Operation Protective Edge had a profound effect on the Israeli psyche—much more than other recent conflicts. Disillusioned about peace and resigned to the world’s lack of support, many Israelis are now asking, “What’s next?”

“This one,” I said to a friend during this summer’s Gaza war, “is rough.” It was an understatement. I have lived in Israel for 12 years, went through most of the second intifada, several military operations in Gaza, and the Second Lebanon War. The waves of missile attacks on Tel Aviv were by no means the first that I experienced. But this one was rough. The roughest. And I am still trying to figure out why.

I don’t think I am alone. There seems to be a general sense in Israel that this war was particularly jarring. This is especially the case following the recent eruption of terrorism in Jerusalem, culminating in the barbaric attack on a Har Nof synagogue. Whether directly connected to the Gaza war or not, the Jerusalem violence intensified the sense that we have just been through several very dark and damaging months.

Many of my personal friends echoed these sentiments. One of them, an ex-combat soldier, suddenly took to blogging and social media activism for the first time in her life. Another told me, “Well, now you know what it’s like to be Israeli.” Another was deeply angry that the IDF left Gaza without toppling the Hamas regime. Some professional colleagues muttered quietly about a possible and unprecedented confrontation with the United States. The most striking reaction came from a friend who has always been staunchly Left-wing, in favor of negotiations and concessions for peace, and opposed to the Netanyahu government. “Everyone hates us,” she suddenly told me, “thank God we have a state and an army.” Coming from her, such disillusioned sentiments were deeply sobering.

There’s no doubt that, for most Israelis, the experience of the war was more intense than many previous conflicts. Tension, and tempers, ran high. As Assaf Dudai wrote in a previous article for The Tower Magazine, the Israeli people displayed almost unprecedented national unity during the conflict. But he also noted that the clash between political extremes was more violent than ever. Indeed, violence erupted between Left and Right-wing protesters barely five minutes from my home in Tel Aviv.

I witnessed one of these protests myself. Thankfully, there was no serious violence, but the hostility in the air was palpable. Crowds of people shouted and sang, police were everywhere, and during the brief period I was there, several people were taken away in handcuffs. A group of teenage girls near me were asked why they came. “To show the Leftists,” they said. There was no doubt that the Right-wingers outnumbered their Left-wing counterparts by orders of magnitude.

Only a tiny fringe of the Right is violent, of course. But it certainly seems as if the mainstream Right’s despairing attitude toward the Palestinians has gained ground in Israel. Indeed, many people seem to feel that Prime Minister Netanyahu, despite his Right-wing credentials, was not strong enough in his response to Hamas. More hawkish figures like Avigdor Lieberman and Naftali Bennett appear to be rising in popularity. This is not, I think, because of chauvinistic sentiments, but because Lieberman and Bennett’s deeply skeptical attitude toward the Palestinians’ willingness to accept our existence appeared far more credible after the war. Look what happened after the Gaza withdrawal, Israelis have been saying, and just imagine what would happen if we withdrew from the West Bank. In the face of such events as the brief closure of Ben-Gurion airport during the war, it seems hard to argue with this at the moment.

* TASK SET:
a - Using the passage about the Gaza war, answer each question below on its own line, marked (i), (ii) and (iii).
(i) How many years has the writer lived in Israel?
(ii) Where did the attack that capped the recent terrorism in Jerusalem take place?
(iii) Which two hawkish figures appear to be rising in popularity?
b - Summarize the passage about the Gaza war in two sentences.
c - Translate this sentence from the passage about the Gaza war into Spanish: "There seems to be a general sense in Israel that this war was particularly jarring."

* MATERIAL SHOWN:
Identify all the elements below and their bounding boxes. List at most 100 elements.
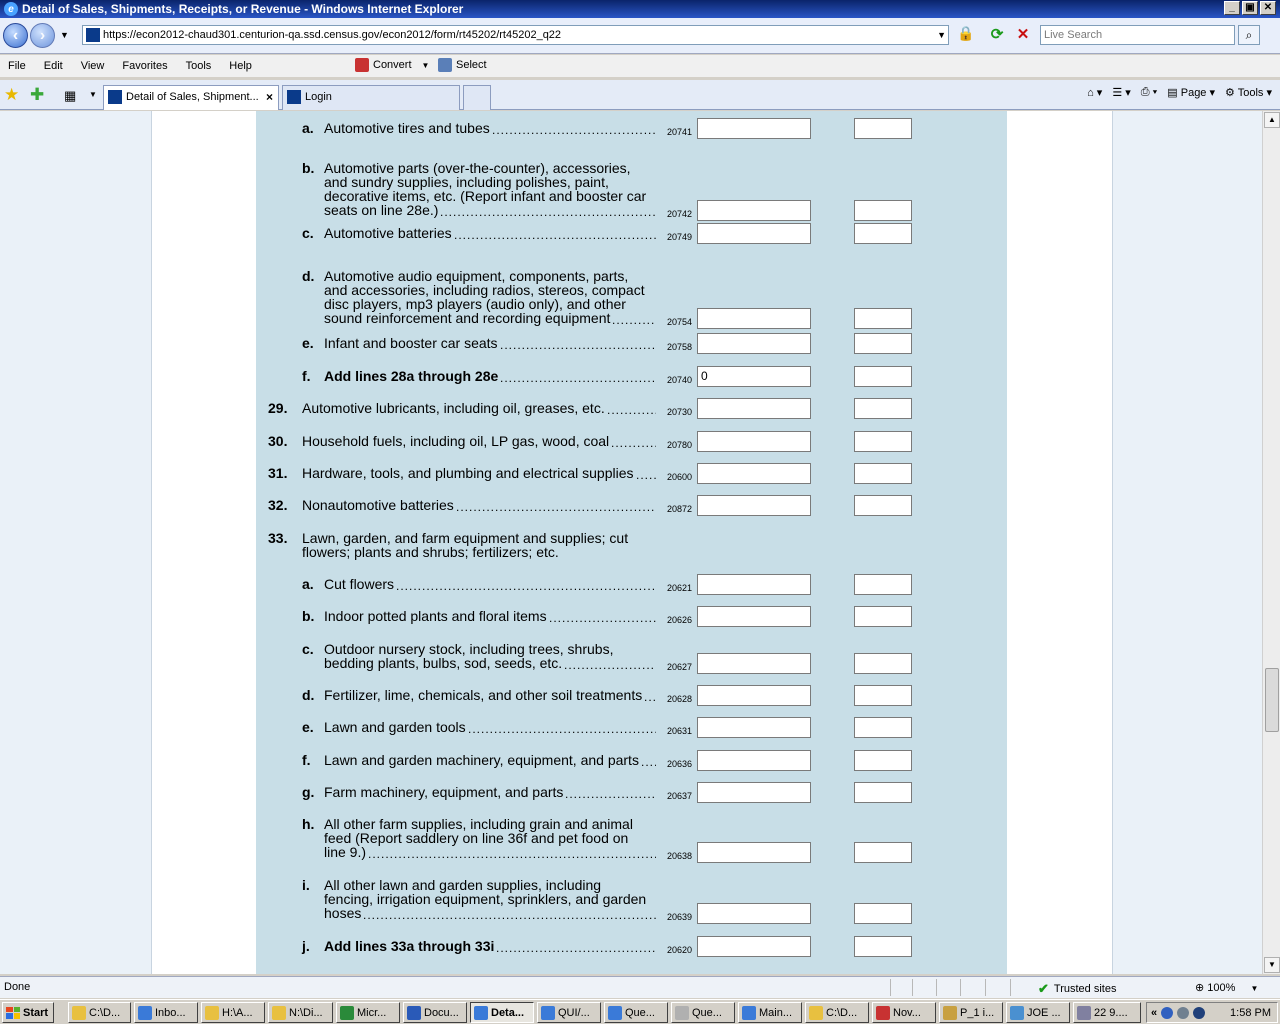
scroll-up-arrow-icon[interactable]: ▲ <box>1264 112 1280 128</box>
tab-login[interactable]: Login <box>282 85 460 110</box>
amount-input[interactable] <box>697 782 811 803</box>
percent-input[interactable] <box>854 750 912 771</box>
taskbar-item[interactable]: Que... <box>671 1002 735 1023</box>
menu-tools[interactable]: Tools <box>186 60 212 72</box>
percent-input[interactable] <box>854 782 912 803</box>
search-input[interactable]: Live Search <box>1040 25 1235 45</box>
percent-input[interactable] <box>854 936 912 957</box>
start-button[interactable]: Start <box>2 1002 54 1023</box>
url-dropdown-icon[interactable]: ▼ <box>937 26 946 44</box>
percent-input[interactable] <box>854 200 912 221</box>
scroll-down-arrow-icon[interactable]: ▼ <box>1264 957 1280 973</box>
tray-network-icon[interactable] <box>1177 1006 1190 1019</box>
percent-input[interactable] <box>854 463 912 484</box>
amount-input[interactable] <box>697 200 811 221</box>
percent-input[interactable] <box>854 653 912 674</box>
vertical-scrollbar[interactable]: ▲ ▼ <box>1262 111 1280 974</box>
print-icon[interactable]: ⎙ ▾ <box>1141 86 1157 99</box>
amount-input[interactable] <box>697 495 811 516</box>
amount-input[interactable]: 0 <box>697 366 811 387</box>
amount-input[interactable] <box>697 936 811 957</box>
taskbar-item[interactable]: Main... <box>738 1002 802 1023</box>
security-zone[interactable]: ✔ Trusted sites <box>1038 981 1116 997</box>
tray-expand-icon[interactable]: « <box>1151 1007 1157 1019</box>
percent-input[interactable] <box>854 574 912 595</box>
amount-input[interactable] <box>697 606 811 627</box>
tray-app-icon[interactable] <box>1161 1006 1174 1019</box>
taskbar-item[interactable]: Deta... <box>470 1002 534 1023</box>
percent-input[interactable] <box>854 118 912 139</box>
close-window-button[interactable]: ✕ <box>1260 1 1276 15</box>
convert-dropdown-icon[interactable]: ▼ <box>422 61 430 70</box>
taskbar-item[interactable]: H:\A... <box>201 1002 265 1023</box>
forward-button[interactable]: › <box>30 23 55 48</box>
scroll-thumb[interactable] <box>1265 668 1279 732</box>
amount-input[interactable] <box>697 463 811 484</box>
amount-input[interactable] <box>697 842 811 863</box>
percent-input[interactable] <box>854 606 912 627</box>
tab-list-dropdown-icon[interactable]: ▼ <box>89 90 97 99</box>
feeds-icon[interactable]: ☰ ▾ <box>1112 86 1130 99</box>
quick-tabs-icon[interactable]: ▦ <box>64 88 76 104</box>
taskbar-item[interactable]: 22 9.... <box>1073 1002 1141 1023</box>
amount-input[interactable] <box>697 333 811 354</box>
percent-input[interactable] <box>854 398 912 419</box>
menu-view[interactable]: View <box>81 60 105 72</box>
select-button[interactable]: Select <box>438 58 487 72</box>
search-icon[interactable]: ⌕ <box>1238 25 1260 45</box>
amount-input[interactable] <box>697 717 811 738</box>
amount-input[interactable] <box>697 118 811 139</box>
home-icon[interactable]: ⌂ ▾ <box>1087 86 1102 99</box>
tray-volume-icon[interactable] <box>1193 1006 1206 1019</box>
taskbar-item[interactable]: C:\D... <box>68 1002 131 1023</box>
percent-input[interactable] <box>854 366 912 387</box>
amount-input[interactable] <box>697 903 811 924</box>
minimize-button[interactable]: _ <box>1224 1 1240 15</box>
favorites-star-icon[interactable]: ★ <box>4 85 19 105</box>
back-button[interactable]: ‹ <box>3 23 28 48</box>
percent-input[interactable] <box>854 431 912 452</box>
taskbar-item[interactable]: Nov... <box>872 1002 936 1023</box>
zoom-dropdown-icon[interactable]: ▼ <box>1250 984 1258 993</box>
taskbar-item[interactable]: Que... <box>604 1002 668 1023</box>
taskbar-item[interactable]: C:\D... <box>805 1002 869 1023</box>
percent-input[interactable] <box>854 842 912 863</box>
percent-input[interactable] <box>854 717 912 738</box>
tools-menu[interactable]: ⚙ Tools ▾ <box>1225 86 1272 99</box>
taskbar-item[interactable]: Docu... <box>403 1002 467 1023</box>
percent-input[interactable] <box>854 308 912 329</box>
close-tab-icon[interactable]: × <box>266 86 273 108</box>
amount-input[interactable] <box>697 685 811 706</box>
percent-input[interactable] <box>854 685 912 706</box>
taskbar-item[interactable]: JOE ... <box>1006 1002 1070 1023</box>
amount-input[interactable] <box>697 574 811 595</box>
url-field[interactable]: https://econ2012-chaud301.centurion-qa.s… <box>82 25 949 45</box>
taskbar-item[interactable]: P_1 i... <box>939 1002 1003 1023</box>
menu-help[interactable]: Help <box>229 60 252 72</box>
maximize-button[interactable]: ▣ <box>1242 1 1258 15</box>
menu-file[interactable]: File <box>8 60 26 72</box>
amount-input[interactable] <box>697 431 811 452</box>
percent-input[interactable] <box>854 903 912 924</box>
amount-input[interactable] <box>697 308 811 329</box>
history-dropdown-icon[interactable]: ▼ <box>60 30 69 40</box>
percent-input[interactable] <box>854 333 912 354</box>
stop-icon[interactable]: ✕ <box>1012 25 1034 45</box>
convert-button[interactable]: Convert ▼ <box>355 58 429 72</box>
zoom-level[interactable]: ⊕ 100% ▼ <box>1195 981 1258 994</box>
tab-detail-of-sales[interactable]: Detail of Sales, Shipment... × <box>103 85 279 110</box>
new-tab-button[interactable] <box>463 85 491 110</box>
taskbar-item[interactable]: QUI/... <box>537 1002 601 1023</box>
percent-input[interactable] <box>854 223 912 244</box>
amount-input[interactable] <box>697 223 811 244</box>
menu-favorites[interactable]: Favorites <box>122 60 167 72</box>
amount-input[interactable] <box>697 750 811 771</box>
taskbar-item[interactable]: N:\Di... <box>268 1002 333 1023</box>
menu-edit[interactable]: Edit <box>44 60 63 72</box>
page-menu[interactable]: ▤ Page ▾ <box>1167 86 1215 99</box>
taskbar-item[interactable]: Inbo... <box>134 1002 198 1023</box>
percent-input[interactable] <box>854 495 912 516</box>
taskbar-item[interactable]: Micr... <box>336 1002 400 1023</box>
refresh-icon[interactable]: ⟳ <box>986 25 1008 45</box>
amount-input[interactable] <box>697 653 811 674</box>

* PER-TASK ANSWERS:
a -
(i) 12 years
(ii) A Har Nof synagogue
(iii) Avigdor Lieberman and Naftali Bennett

b - The writer has lived in Israel for 12 years and found this summer's Gaza war the roughest yet, and there seems to be a general sense in Israel that it was particularly jarring, a feeling intensified by the recent terrorism in Jerusalem. The war brought almost unprecedented national unity but also violent clashes between political extremes, and the mainstream Right's despairing attitude toward the Palestinians appears to have gained ground, with hawkish figures like Avigdor Lieberman and Naftali Bennett rising in popularity.

c - Parece haber una sensación generalizada en Israel de que esta guerra fue particularmente perturbadora.